All the data should be repeated exactly. Any image in it is left out.

(Data tied to figure images)
########

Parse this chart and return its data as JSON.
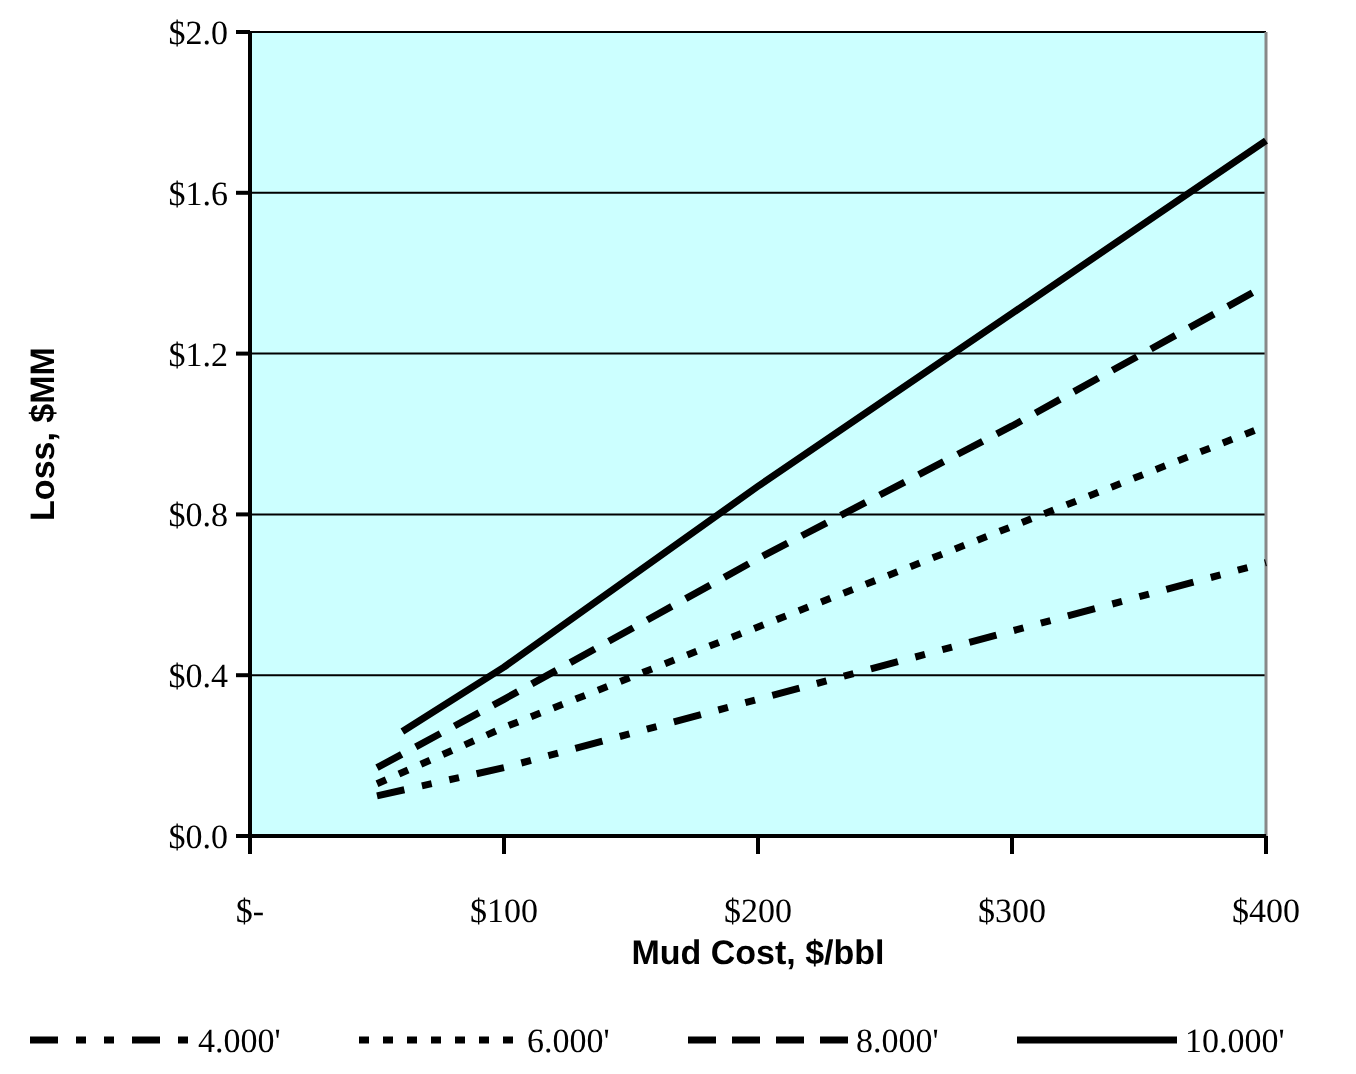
{
  "chart_data": {
    "type": "line",
    "xlabel": "Mud Cost, $/bbl",
    "ylabel": "Loss, $MM",
    "xlim": [
      0,
      400
    ],
    "xticks": [
      {
        "value": 0,
        "label": "$-"
      },
      {
        "value": 100,
        "label": "$100"
      },
      {
        "value": 200,
        "label": "$200"
      },
      {
        "value": 300,
        "label": "$300"
      },
      {
        "value": 400,
        "label": "$400"
      }
    ],
    "ylim": [
      0,
      2
    ],
    "yticks": [
      {
        "value": 0,
        "label": "$0.0"
      },
      {
        "value": 0.4,
        "label": "$0.4"
      },
      {
        "value": 0.8,
        "label": "$0.8"
      },
      {
        "value": 1.2,
        "label": "$1.2"
      },
      {
        "value": 1.6,
        "label": "$1.6"
      },
      {
        "value": 2,
        "label": "$2.0"
      }
    ],
    "grid": "y",
    "legend": "bottom",
    "marker": "none",
    "series": [
      {
        "name": "4.000'",
        "color": "#000000",
        "line_style": "dashdot",
        "x": [
          50,
          100,
          200,
          300,
          400
        ],
        "values": [
          0.1,
          0.17,
          0.34,
          0.51,
          0.68
        ]
      },
      {
        "name": "6.000'",
        "color": "#000000",
        "line_style": "dotted",
        "x": [
          50,
          100,
          200,
          300,
          400
        ],
        "values": [
          0.13,
          0.27,
          0.52,
          0.77,
          1.02
        ]
      },
      {
        "name": "8.000'",
        "color": "#000000",
        "line_style": "dashed",
        "x": [
          50,
          100,
          200,
          300,
          400
        ],
        "values": [
          0.17,
          0.34,
          0.69,
          1.02,
          1.37
        ]
      },
      {
        "name": "10.000'",
        "color": "#000000",
        "line_style": "solid",
        "x": [
          60,
          100,
          200,
          300,
          400
        ],
        "values": [
          0.26,
          0.42,
          0.87,
          1.3,
          1.73
        ]
      }
    ]
  }
}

########

* **OUTPUT OF THE EXERCISE**:
Parse this chart and return its data as JSON.
{
  "chart_data": {
    "type": "line",
    "xlabel": "Mud Cost, $/bbl",
    "ylabel": "Loss, $MM",
    "xlim": [
      0,
      400
    ],
    "xticks": [
      {
        "value": 0,
        "label": "$-"
      },
      {
        "value": 100,
        "label": "$100"
      },
      {
        "value": 200,
        "label": "$200"
      },
      {
        "value": 300,
        "label": "$300"
      },
      {
        "value": 400,
        "label": "$400"
      }
    ],
    "ylim": [
      0,
      2
    ],
    "yticks": [
      {
        "value": 0,
        "label": "$0.0"
      },
      {
        "value": 0.4,
        "label": "$0.4"
      },
      {
        "value": 0.8,
        "label": "$0.8"
      },
      {
        "value": 1.2,
        "label": "$1.2"
      },
      {
        "value": 1.6,
        "label": "$1.6"
      },
      {
        "value": 2,
        "label": "$2.0"
      }
    ],
    "grid": "y",
    "legend": "bottom",
    "marker": "none",
    "series": [
      {
        "name": "4.000'",
        "color": "#000000",
        "line_style": "dashdot",
        "x": [
          50,
          100,
          200,
          300,
          400
        ],
        "values": [
          0.1,
          0.17,
          0.34,
          0.51,
          0.68
        ]
      },
      {
        "name": "6.000'",
        "color": "#000000",
        "line_style": "dotted",
        "x": [
          50,
          100,
          200,
          300,
          400
        ],
        "values": [
          0.13,
          0.27,
          0.52,
          0.77,
          1.02
        ]
      },
      {
        "name": "8.000'",
        "color": "#000000",
        "line_style": "dashed",
        "x": [
          50,
          100,
          200,
          300,
          400
        ],
        "values": [
          0.17,
          0.34,
          0.69,
          1.02,
          1.37
        ]
      },
      {
        "name": "10.000'",
        "color": "#000000",
        "line_style": "solid",
        "x": [
          60,
          100,
          200,
          300,
          400
        ],
        "values": [
          0.26,
          0.42,
          0.87,
          1.3,
          1.73
        ]
      }
    ]
  }
}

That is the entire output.